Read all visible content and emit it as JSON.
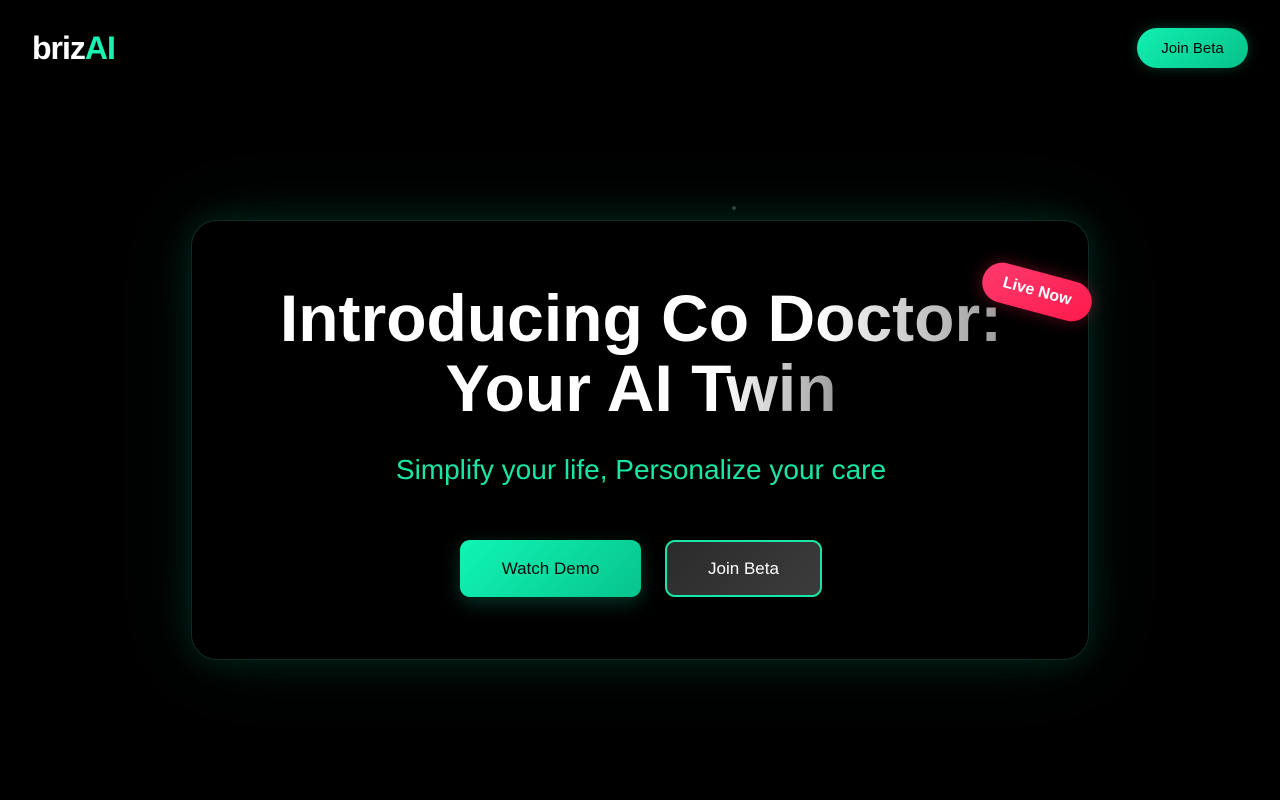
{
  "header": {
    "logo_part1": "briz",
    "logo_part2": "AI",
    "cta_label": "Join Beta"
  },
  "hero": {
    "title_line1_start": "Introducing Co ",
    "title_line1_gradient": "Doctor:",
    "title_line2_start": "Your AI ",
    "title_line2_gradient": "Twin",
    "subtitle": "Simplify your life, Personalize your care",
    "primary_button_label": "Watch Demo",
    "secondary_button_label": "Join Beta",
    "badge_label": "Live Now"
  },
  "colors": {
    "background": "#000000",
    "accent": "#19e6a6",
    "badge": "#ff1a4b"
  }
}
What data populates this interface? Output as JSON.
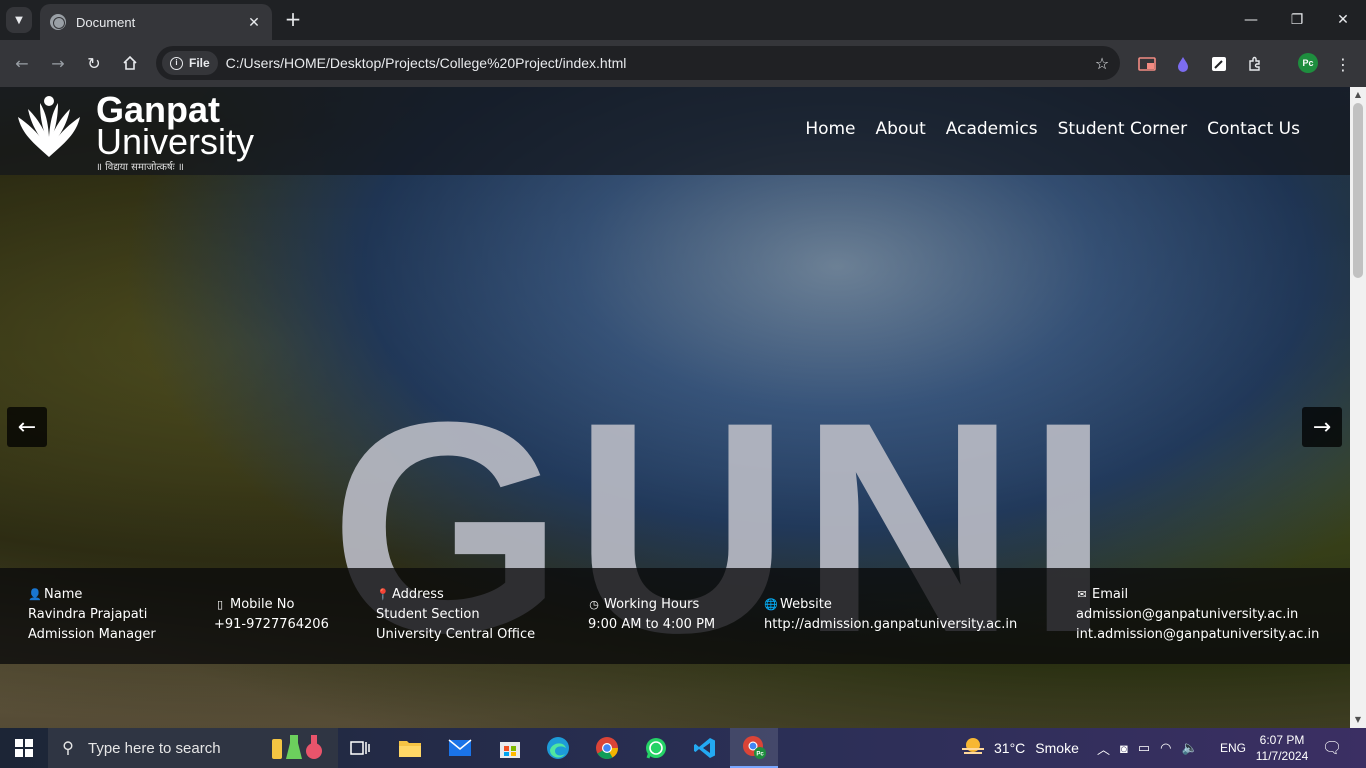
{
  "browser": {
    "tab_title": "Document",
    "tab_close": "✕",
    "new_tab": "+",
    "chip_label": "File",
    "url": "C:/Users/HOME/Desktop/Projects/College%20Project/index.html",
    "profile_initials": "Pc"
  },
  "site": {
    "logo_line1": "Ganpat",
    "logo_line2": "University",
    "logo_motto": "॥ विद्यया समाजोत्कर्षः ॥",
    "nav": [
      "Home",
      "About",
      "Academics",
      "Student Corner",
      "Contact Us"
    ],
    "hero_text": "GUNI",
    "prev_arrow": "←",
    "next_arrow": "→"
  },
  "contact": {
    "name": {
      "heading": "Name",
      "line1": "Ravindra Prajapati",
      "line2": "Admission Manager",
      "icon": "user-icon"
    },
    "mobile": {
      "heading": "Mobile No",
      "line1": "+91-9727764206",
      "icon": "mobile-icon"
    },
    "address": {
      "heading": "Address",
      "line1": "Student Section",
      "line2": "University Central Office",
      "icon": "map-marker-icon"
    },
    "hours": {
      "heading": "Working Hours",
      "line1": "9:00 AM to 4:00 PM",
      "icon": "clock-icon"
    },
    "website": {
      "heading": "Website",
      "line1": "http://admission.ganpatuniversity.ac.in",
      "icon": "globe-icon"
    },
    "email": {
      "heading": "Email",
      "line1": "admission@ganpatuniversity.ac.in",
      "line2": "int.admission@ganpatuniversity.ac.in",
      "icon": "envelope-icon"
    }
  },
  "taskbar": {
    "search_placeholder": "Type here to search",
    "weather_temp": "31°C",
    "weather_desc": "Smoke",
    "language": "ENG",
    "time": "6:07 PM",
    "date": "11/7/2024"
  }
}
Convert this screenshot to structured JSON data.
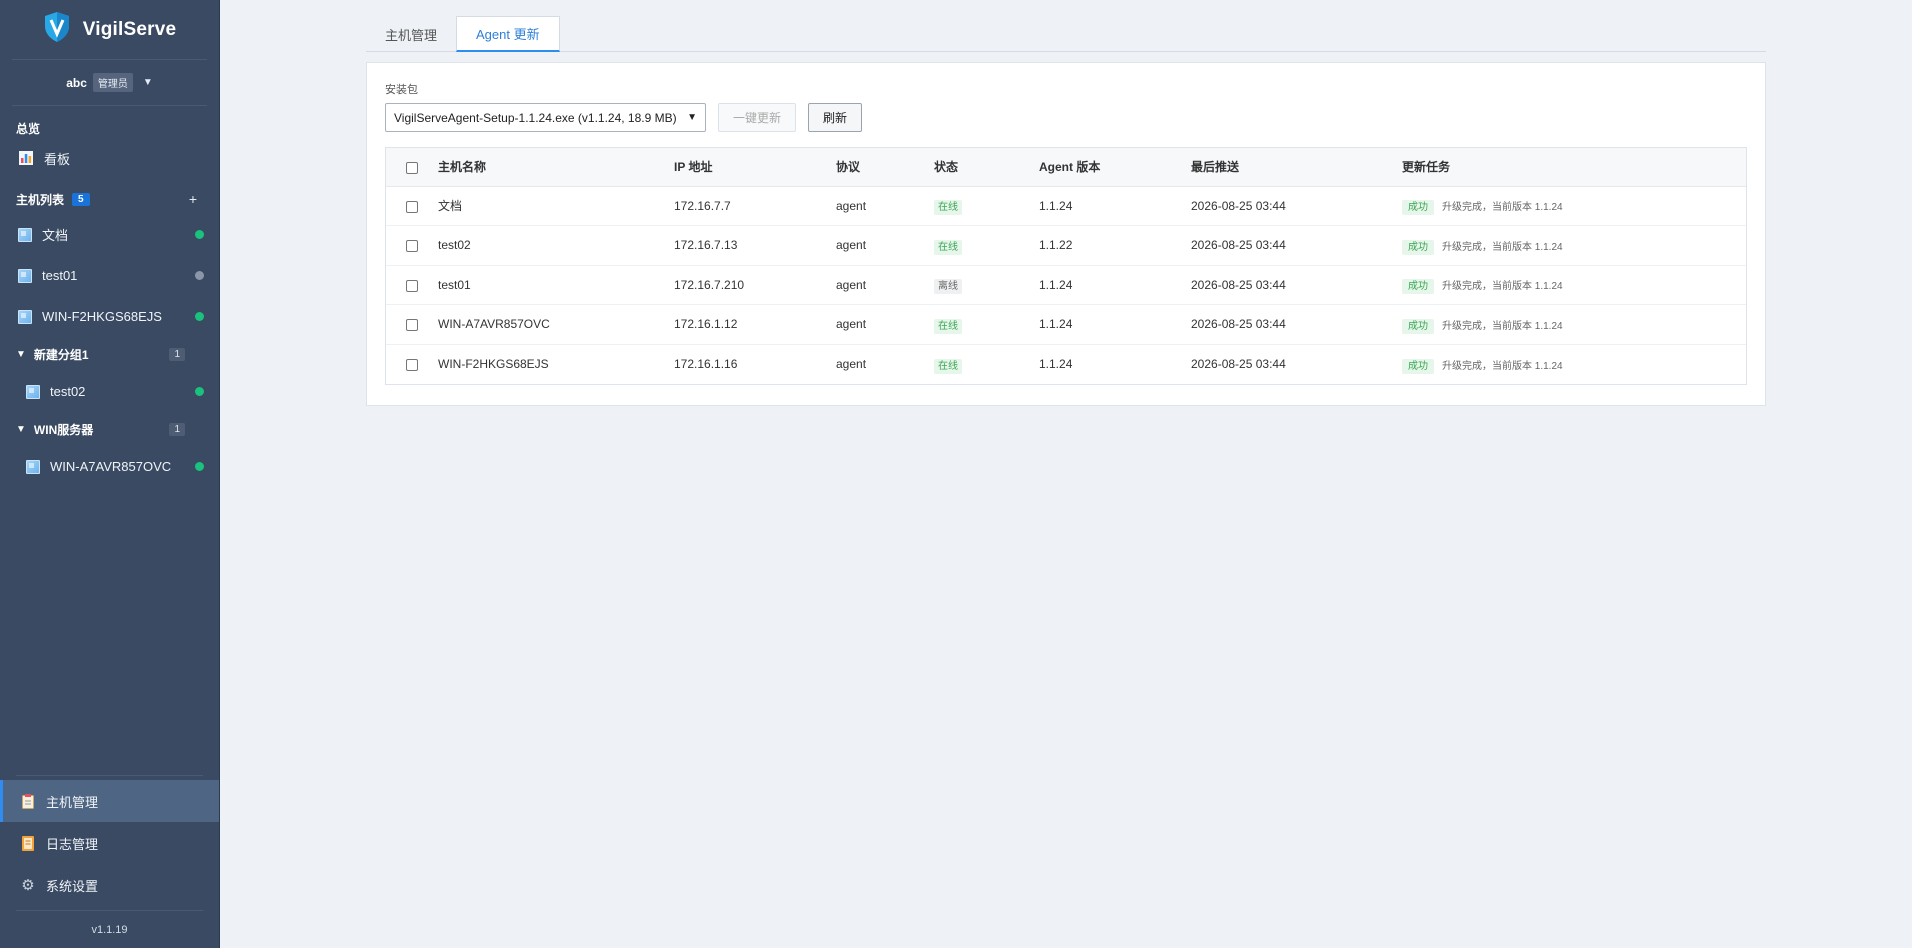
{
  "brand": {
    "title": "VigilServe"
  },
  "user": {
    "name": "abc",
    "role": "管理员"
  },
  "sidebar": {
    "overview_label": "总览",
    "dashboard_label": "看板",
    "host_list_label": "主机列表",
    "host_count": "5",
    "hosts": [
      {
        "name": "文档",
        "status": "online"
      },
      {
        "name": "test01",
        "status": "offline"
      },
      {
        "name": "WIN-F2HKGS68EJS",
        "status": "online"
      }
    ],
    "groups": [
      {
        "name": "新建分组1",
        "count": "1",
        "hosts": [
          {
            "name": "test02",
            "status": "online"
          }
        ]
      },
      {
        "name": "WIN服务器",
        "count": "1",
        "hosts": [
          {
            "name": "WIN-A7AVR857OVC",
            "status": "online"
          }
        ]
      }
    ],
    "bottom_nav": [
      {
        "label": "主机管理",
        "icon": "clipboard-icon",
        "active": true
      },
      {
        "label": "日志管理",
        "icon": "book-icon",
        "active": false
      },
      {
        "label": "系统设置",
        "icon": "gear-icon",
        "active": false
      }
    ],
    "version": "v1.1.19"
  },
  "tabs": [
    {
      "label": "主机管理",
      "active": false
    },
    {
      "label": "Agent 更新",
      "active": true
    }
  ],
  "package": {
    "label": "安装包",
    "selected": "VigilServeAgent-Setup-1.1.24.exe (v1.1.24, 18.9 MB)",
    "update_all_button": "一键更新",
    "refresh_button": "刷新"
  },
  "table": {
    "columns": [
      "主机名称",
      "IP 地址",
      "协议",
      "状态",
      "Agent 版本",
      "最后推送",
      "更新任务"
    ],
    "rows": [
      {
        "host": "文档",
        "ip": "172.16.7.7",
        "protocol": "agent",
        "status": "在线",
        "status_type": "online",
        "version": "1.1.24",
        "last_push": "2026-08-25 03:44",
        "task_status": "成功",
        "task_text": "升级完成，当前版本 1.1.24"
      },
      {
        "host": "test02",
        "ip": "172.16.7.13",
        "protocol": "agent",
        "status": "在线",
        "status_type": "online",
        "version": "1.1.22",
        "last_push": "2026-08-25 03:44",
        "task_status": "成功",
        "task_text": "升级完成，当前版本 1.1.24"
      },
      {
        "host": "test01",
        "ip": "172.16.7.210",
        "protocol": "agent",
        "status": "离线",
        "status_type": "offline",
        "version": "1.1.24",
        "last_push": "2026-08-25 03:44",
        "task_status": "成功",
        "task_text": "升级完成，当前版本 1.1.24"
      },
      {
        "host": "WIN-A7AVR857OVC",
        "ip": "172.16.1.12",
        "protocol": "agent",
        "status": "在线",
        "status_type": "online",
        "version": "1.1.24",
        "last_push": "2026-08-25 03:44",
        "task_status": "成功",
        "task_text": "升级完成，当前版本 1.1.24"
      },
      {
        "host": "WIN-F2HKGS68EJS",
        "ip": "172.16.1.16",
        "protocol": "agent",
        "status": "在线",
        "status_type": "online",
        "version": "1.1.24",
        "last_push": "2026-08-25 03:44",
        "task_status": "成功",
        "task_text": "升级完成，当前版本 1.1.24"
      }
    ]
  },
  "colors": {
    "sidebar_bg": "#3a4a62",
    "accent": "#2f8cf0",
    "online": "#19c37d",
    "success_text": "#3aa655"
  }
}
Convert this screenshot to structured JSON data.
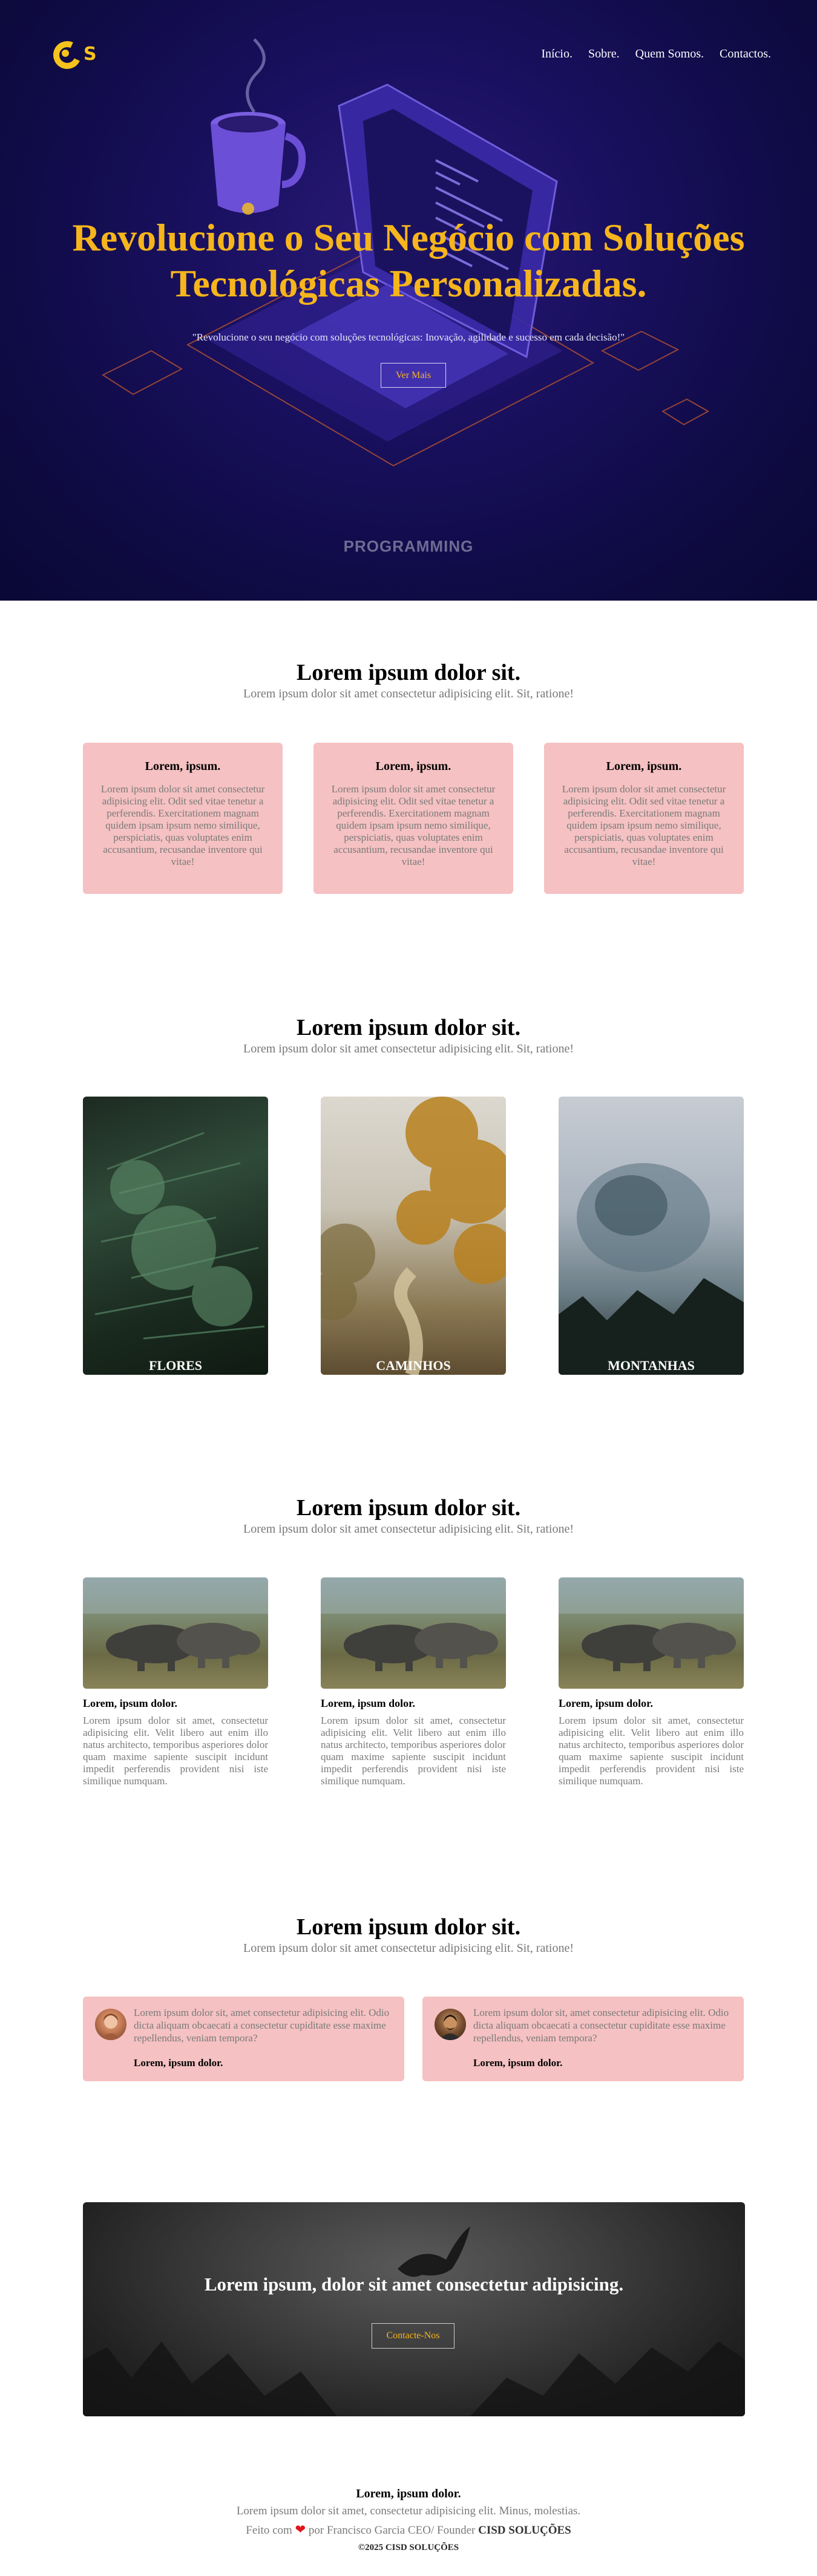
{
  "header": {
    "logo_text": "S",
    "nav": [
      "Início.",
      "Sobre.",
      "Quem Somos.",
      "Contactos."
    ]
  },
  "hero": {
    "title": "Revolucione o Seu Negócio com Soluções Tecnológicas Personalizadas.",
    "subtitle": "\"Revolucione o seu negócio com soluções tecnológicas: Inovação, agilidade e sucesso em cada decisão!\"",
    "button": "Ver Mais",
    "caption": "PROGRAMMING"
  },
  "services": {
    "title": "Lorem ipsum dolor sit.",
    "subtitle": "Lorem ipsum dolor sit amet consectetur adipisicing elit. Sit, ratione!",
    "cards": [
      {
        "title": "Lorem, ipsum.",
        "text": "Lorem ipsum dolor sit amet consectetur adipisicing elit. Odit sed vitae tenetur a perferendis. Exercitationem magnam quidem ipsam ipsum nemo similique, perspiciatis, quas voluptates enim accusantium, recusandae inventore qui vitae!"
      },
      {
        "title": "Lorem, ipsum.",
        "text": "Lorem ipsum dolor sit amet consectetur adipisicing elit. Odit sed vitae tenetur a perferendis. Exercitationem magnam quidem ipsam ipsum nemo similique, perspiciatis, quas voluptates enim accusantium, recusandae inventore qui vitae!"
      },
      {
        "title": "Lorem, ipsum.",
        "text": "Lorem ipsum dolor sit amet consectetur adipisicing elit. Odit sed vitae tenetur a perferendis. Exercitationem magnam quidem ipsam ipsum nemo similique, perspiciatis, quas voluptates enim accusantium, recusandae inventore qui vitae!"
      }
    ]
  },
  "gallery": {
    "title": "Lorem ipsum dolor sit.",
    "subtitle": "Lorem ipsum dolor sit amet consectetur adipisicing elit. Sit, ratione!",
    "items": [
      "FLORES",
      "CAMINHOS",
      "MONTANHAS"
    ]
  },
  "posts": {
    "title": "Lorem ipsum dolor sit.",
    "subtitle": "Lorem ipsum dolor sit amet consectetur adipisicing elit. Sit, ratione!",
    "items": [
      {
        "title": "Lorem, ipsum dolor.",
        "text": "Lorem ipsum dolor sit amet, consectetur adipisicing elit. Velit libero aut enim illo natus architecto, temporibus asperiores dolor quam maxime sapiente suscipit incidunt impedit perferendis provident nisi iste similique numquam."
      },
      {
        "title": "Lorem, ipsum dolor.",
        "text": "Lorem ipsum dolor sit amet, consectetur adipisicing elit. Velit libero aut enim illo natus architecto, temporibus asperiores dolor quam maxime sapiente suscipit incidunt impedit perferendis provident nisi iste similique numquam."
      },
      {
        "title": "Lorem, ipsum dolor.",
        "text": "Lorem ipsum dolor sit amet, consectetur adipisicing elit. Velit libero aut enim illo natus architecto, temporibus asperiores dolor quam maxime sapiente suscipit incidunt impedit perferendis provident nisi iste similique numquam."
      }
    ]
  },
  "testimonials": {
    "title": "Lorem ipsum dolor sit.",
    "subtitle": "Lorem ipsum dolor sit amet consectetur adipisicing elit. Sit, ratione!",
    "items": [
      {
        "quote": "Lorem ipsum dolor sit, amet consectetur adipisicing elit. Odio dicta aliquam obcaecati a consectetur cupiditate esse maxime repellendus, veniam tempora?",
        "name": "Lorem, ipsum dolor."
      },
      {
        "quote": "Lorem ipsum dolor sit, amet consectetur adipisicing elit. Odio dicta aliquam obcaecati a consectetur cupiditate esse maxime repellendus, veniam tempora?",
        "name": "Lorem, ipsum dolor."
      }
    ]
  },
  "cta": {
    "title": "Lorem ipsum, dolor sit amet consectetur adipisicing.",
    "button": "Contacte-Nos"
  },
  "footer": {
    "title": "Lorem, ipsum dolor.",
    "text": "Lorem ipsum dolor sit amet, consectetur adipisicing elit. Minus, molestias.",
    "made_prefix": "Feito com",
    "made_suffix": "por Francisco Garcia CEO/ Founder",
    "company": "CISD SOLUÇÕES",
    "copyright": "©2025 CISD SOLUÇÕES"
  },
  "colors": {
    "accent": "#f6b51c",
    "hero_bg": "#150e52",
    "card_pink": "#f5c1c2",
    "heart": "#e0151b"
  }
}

* WHAT NEEDS TO BE DONE
Which lines of the data above contain "CISD"? Copy each one.

* EXERCISE ANSWER
    "company": "CISD SOLUÇÕES",
    "copyright": "©2025 CISD SOLUÇÕES"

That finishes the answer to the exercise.